▶ Given task
Gather up the lines that contain "screenshot".

▶ Excerpted records
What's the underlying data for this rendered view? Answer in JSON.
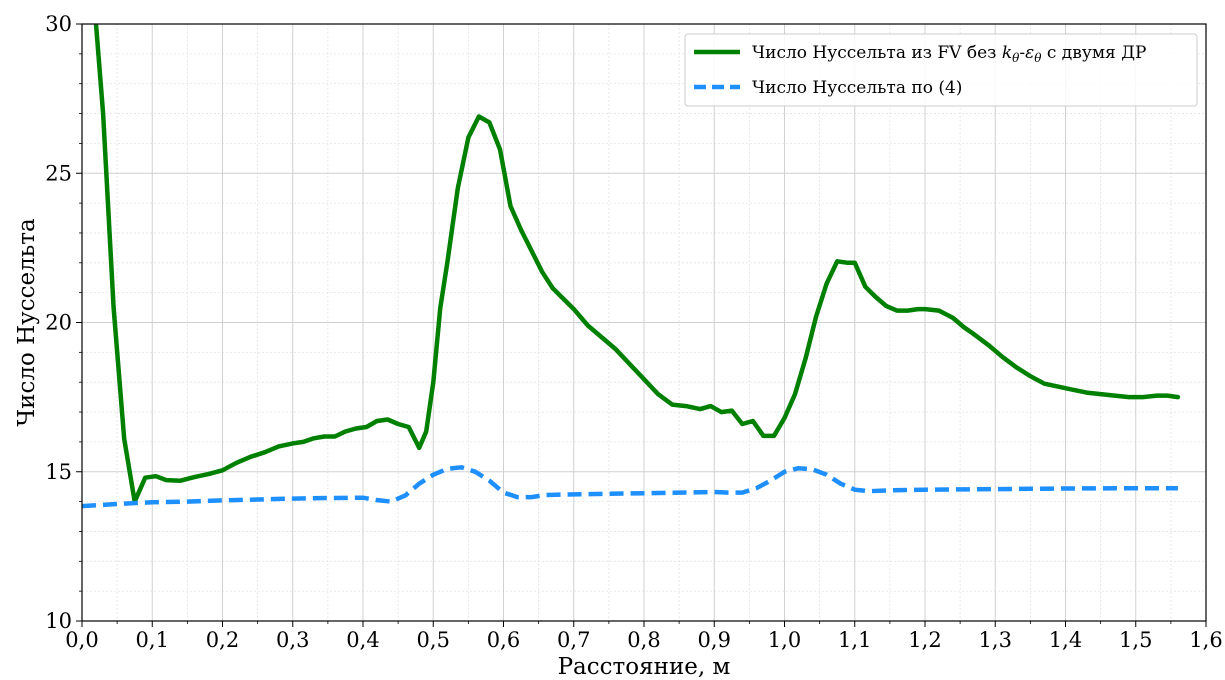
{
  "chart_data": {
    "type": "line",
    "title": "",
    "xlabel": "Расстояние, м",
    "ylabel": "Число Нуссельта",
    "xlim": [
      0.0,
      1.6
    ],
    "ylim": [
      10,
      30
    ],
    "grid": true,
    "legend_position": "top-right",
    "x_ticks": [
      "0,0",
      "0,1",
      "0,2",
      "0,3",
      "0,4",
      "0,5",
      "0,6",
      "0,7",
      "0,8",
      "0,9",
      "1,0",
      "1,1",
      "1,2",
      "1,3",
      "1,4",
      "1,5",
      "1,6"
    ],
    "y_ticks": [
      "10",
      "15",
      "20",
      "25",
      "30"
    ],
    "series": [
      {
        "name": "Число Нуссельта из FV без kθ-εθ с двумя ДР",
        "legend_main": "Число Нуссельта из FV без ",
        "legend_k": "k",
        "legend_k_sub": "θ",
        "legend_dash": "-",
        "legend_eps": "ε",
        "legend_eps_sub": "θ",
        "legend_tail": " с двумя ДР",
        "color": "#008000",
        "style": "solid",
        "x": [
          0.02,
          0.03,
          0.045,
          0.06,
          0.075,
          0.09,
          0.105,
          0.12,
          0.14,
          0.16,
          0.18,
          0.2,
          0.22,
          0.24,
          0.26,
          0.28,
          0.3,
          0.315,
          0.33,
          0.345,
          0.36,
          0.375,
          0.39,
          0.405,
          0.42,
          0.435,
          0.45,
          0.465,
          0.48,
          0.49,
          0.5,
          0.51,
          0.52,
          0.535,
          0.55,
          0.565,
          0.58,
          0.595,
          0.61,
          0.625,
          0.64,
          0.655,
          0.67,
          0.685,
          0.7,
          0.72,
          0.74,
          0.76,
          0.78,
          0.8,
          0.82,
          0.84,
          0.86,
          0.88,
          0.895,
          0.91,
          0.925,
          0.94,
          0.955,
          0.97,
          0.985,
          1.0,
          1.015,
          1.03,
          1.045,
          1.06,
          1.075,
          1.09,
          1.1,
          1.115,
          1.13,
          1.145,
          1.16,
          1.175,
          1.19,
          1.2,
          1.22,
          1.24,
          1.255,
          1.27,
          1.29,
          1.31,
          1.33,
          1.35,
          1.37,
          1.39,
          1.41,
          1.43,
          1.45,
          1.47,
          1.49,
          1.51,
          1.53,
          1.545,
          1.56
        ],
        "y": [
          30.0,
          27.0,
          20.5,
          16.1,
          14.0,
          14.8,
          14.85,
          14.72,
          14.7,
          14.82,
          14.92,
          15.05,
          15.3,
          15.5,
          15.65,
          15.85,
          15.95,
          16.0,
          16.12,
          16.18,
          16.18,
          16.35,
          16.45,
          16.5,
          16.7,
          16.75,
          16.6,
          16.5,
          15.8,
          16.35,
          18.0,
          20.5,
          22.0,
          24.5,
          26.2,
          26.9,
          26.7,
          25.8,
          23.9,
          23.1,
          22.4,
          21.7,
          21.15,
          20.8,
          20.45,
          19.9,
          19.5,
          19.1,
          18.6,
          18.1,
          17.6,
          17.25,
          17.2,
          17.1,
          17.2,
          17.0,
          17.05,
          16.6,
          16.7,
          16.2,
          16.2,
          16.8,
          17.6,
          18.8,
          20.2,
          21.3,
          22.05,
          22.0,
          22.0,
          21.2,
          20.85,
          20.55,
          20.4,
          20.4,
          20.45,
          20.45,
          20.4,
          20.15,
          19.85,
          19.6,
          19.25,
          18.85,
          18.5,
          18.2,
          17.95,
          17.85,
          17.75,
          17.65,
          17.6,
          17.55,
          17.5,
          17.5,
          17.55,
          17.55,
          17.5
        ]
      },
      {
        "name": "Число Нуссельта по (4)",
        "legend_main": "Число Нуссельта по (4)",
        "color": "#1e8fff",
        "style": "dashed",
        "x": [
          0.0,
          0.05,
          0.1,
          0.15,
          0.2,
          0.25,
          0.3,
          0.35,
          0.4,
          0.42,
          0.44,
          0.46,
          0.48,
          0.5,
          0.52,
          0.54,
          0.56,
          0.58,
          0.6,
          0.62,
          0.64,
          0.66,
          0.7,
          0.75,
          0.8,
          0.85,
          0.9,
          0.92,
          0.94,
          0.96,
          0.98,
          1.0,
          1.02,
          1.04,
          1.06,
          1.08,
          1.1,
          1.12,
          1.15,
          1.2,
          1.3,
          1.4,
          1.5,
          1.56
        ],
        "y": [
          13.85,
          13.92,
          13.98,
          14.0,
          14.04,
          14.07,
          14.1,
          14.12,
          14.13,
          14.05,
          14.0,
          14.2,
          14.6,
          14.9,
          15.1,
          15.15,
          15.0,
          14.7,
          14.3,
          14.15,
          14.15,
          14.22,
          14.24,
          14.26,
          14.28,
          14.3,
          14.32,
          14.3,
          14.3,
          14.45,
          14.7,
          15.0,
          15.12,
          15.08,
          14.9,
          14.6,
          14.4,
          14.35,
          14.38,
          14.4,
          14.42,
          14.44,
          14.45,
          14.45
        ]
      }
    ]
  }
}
==
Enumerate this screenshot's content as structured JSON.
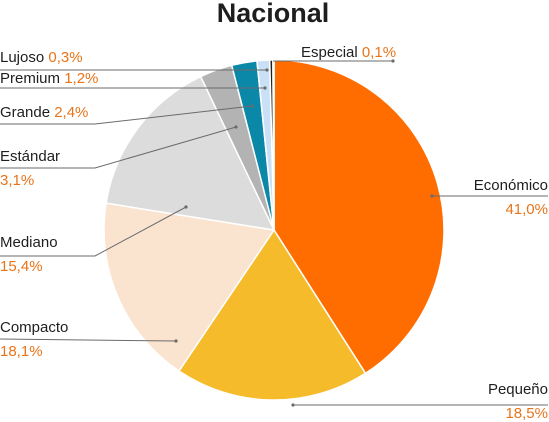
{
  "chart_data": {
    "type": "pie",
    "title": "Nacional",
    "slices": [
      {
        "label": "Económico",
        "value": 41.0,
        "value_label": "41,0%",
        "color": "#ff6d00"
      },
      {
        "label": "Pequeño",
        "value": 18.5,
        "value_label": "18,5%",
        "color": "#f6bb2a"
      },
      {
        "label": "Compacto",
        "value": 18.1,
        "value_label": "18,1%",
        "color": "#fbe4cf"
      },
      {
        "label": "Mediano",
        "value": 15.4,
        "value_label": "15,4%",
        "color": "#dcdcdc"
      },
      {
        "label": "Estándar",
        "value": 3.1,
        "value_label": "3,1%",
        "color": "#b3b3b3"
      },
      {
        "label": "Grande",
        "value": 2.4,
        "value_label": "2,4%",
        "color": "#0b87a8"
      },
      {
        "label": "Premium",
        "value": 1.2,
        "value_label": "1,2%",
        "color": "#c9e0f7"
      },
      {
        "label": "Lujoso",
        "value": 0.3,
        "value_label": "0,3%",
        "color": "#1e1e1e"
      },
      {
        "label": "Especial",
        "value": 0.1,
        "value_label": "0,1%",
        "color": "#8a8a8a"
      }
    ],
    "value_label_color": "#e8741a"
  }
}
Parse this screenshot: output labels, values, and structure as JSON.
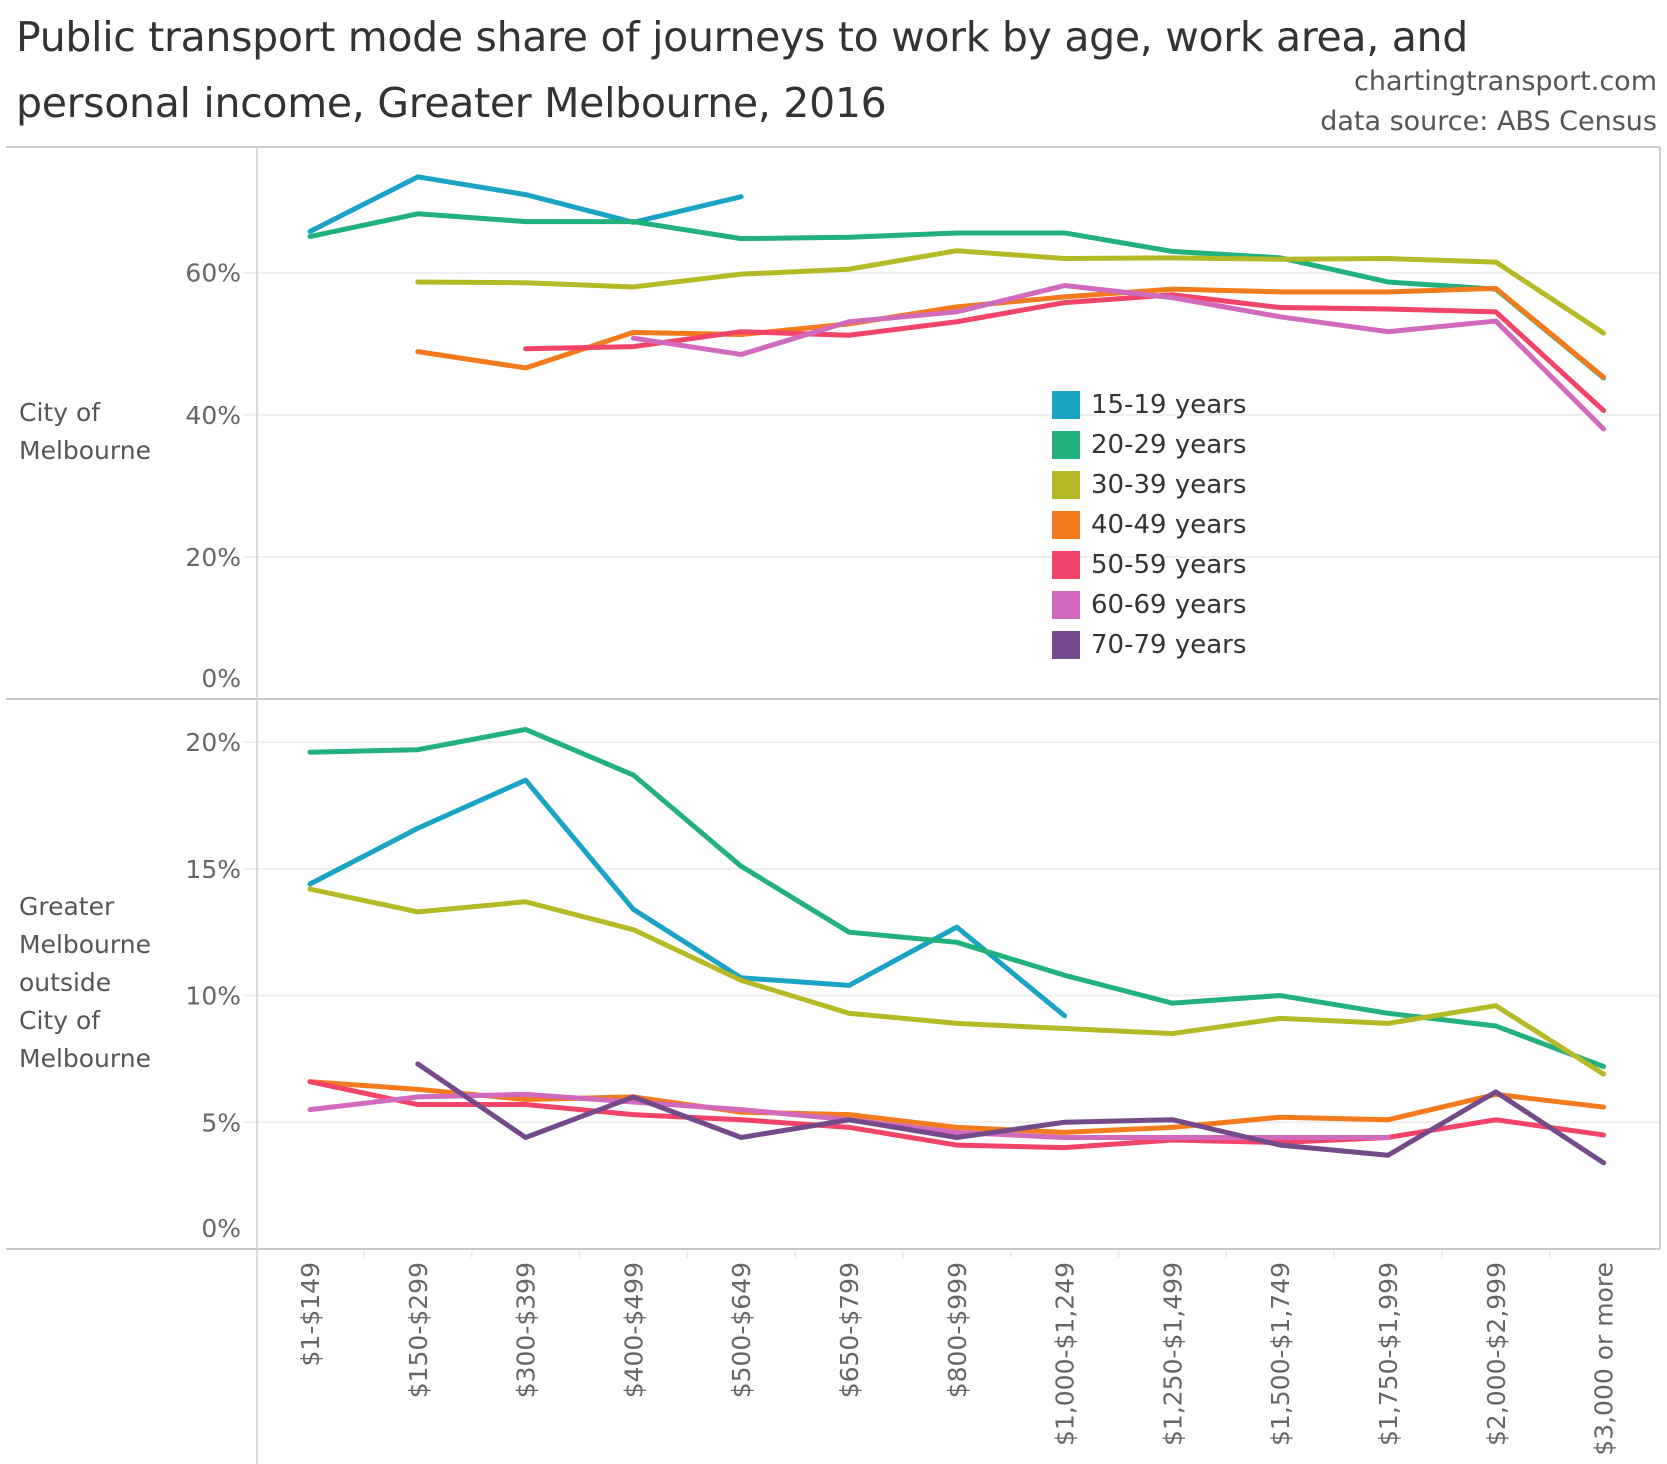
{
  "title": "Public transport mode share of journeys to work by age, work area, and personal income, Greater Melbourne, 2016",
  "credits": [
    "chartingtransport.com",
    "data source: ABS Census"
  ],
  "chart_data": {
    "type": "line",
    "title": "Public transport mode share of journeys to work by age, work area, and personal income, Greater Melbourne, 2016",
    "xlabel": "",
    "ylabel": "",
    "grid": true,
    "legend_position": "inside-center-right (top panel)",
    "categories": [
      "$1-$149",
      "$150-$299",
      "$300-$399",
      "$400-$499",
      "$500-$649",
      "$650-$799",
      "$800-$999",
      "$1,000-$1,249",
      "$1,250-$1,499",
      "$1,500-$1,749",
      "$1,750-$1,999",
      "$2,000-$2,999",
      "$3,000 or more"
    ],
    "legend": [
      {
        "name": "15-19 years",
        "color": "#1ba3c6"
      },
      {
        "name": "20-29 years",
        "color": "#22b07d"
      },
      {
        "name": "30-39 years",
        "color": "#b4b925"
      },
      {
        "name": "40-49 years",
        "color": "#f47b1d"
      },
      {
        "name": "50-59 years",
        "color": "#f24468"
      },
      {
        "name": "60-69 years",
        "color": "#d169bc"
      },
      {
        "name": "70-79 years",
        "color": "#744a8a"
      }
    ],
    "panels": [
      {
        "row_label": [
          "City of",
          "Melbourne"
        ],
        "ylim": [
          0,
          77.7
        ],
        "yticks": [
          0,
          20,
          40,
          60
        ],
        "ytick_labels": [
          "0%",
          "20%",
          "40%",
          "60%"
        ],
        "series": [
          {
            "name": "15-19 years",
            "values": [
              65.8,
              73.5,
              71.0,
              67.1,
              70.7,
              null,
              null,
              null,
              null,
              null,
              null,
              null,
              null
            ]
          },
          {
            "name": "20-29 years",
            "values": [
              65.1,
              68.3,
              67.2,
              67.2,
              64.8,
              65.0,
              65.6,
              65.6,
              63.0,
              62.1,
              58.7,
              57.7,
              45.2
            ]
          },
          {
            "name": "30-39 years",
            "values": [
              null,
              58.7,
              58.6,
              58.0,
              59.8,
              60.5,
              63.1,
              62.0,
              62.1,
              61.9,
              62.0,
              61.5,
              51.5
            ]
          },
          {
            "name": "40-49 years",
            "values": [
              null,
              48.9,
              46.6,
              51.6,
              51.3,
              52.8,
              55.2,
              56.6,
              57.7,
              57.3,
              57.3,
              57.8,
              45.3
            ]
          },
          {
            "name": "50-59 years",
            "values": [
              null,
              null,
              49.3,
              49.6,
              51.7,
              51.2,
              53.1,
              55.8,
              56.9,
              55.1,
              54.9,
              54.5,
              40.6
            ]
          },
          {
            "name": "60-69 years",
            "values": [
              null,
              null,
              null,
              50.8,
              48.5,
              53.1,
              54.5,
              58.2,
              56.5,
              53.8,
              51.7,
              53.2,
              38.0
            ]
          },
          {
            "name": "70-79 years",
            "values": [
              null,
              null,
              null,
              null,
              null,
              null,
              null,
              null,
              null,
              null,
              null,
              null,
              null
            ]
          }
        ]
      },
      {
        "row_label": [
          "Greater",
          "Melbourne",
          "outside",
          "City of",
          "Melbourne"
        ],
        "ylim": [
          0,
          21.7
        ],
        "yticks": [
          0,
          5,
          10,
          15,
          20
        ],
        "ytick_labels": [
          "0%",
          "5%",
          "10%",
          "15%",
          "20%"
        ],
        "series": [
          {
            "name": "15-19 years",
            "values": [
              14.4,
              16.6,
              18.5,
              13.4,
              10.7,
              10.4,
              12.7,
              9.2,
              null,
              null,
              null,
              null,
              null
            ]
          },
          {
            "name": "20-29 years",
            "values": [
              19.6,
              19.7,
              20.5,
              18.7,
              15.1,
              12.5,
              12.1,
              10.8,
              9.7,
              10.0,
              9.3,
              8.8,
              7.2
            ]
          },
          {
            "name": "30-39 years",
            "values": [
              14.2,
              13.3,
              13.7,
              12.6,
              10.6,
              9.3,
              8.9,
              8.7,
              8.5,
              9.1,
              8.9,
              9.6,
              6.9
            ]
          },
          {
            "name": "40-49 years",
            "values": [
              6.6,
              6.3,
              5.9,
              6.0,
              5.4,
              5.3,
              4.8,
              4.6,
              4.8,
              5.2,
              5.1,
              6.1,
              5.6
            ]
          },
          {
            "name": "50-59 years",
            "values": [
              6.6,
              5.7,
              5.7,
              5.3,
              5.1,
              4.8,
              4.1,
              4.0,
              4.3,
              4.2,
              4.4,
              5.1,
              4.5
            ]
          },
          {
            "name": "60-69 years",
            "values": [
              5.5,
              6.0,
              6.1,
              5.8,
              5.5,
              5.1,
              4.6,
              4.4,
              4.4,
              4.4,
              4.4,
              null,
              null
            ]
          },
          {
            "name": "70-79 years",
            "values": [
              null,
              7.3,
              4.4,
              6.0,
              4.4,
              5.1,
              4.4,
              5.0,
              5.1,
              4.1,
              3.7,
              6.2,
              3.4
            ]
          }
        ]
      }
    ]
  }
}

▶ Solution below
Enumerate this screenshot's content as structured JSON.
Parse this screenshot: output labels, values, and structure as JSON.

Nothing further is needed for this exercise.